▸ **Exercise task**: Search the records for the word "When" and pick out every line that has it.

▸ **Excerpted records**:
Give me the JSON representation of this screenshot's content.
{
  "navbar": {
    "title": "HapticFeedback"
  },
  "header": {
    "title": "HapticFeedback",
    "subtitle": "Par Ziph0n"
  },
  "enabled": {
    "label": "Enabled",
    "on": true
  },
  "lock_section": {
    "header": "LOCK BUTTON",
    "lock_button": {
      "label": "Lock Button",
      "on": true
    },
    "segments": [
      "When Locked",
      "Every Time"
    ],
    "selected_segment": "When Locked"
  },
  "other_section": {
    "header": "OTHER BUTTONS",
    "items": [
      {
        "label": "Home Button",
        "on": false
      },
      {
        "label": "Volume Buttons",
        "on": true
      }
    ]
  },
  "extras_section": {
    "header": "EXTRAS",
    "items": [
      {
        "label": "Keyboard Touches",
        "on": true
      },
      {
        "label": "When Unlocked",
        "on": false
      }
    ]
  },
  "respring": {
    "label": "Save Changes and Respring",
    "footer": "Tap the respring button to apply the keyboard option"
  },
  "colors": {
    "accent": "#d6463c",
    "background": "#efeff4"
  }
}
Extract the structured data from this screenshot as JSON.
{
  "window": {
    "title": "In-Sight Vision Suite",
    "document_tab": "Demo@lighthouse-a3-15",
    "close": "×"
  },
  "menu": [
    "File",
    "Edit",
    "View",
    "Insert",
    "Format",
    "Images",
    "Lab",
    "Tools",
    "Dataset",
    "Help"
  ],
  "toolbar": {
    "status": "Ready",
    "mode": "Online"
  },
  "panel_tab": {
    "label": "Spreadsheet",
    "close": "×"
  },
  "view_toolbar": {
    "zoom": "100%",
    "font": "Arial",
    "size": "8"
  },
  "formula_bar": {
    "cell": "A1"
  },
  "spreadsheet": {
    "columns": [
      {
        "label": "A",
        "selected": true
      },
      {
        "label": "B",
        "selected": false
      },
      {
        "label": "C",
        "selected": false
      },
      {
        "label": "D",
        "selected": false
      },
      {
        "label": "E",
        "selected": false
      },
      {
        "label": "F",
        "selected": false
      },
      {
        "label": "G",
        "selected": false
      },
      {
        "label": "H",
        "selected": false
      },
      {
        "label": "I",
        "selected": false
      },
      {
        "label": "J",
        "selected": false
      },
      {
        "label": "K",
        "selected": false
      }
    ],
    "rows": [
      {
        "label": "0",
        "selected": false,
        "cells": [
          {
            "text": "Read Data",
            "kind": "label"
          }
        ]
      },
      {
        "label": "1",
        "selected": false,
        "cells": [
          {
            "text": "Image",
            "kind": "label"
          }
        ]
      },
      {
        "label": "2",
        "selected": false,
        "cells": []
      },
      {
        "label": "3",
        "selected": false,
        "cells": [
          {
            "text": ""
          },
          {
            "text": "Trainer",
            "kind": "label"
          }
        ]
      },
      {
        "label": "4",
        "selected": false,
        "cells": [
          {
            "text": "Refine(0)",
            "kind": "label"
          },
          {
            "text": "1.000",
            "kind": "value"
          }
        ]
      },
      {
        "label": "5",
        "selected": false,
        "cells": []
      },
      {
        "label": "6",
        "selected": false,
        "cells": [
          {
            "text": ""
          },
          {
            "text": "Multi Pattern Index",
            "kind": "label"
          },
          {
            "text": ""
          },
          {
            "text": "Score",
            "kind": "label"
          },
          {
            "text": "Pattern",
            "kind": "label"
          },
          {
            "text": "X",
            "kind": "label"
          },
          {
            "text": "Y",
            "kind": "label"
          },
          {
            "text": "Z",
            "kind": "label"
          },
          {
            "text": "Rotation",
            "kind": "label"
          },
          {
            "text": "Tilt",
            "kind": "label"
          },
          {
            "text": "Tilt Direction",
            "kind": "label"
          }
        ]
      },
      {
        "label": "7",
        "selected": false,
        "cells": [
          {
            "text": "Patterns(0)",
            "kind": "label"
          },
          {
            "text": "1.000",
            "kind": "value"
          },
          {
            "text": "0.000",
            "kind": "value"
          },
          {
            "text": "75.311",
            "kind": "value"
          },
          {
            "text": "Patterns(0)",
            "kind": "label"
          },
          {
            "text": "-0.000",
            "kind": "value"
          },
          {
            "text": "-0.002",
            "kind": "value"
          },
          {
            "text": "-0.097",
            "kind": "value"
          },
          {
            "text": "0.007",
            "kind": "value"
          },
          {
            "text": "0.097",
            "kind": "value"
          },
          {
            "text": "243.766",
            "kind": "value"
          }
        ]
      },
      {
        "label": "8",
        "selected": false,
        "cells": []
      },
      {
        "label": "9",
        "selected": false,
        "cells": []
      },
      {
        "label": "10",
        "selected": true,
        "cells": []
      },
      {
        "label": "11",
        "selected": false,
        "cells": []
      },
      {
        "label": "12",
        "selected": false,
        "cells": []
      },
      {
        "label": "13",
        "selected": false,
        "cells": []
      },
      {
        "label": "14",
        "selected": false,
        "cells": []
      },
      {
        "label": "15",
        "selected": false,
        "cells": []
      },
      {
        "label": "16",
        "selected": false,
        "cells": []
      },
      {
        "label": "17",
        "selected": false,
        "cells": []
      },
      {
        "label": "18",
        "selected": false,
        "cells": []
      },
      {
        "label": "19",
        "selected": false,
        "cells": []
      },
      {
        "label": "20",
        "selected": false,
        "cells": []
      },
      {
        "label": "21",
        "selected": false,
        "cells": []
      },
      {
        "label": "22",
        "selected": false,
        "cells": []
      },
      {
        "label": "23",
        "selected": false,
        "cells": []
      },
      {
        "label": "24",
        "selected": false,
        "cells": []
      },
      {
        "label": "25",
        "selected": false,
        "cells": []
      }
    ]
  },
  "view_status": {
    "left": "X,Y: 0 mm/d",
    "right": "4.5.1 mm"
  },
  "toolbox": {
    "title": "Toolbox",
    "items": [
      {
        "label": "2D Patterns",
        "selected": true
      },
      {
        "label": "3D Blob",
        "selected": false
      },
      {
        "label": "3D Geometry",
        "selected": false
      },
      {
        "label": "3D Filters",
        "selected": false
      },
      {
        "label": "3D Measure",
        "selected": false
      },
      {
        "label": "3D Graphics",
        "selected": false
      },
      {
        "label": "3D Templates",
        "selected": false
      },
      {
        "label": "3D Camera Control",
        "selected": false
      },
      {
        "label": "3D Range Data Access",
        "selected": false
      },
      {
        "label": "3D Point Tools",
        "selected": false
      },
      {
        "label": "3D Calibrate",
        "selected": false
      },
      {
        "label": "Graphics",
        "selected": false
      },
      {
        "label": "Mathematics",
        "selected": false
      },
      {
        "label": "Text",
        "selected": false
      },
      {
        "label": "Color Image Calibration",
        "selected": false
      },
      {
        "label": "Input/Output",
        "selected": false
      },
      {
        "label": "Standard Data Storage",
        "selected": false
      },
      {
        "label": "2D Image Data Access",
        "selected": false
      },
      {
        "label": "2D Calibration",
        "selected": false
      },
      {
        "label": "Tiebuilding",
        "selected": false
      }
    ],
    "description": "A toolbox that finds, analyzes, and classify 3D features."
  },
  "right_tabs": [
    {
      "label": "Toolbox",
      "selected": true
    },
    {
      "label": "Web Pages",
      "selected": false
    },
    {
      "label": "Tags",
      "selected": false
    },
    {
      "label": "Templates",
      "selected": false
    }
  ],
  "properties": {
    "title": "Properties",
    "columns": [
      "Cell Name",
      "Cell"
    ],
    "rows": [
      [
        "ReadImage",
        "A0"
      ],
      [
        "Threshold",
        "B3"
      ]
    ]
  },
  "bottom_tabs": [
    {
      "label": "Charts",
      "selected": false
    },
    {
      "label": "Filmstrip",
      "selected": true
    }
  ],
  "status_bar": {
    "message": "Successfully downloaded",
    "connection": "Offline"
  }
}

▸ **Exercise output**:
      "When Locked",
    "selected_segment": "When Locked"
        "label": "When Unlocked",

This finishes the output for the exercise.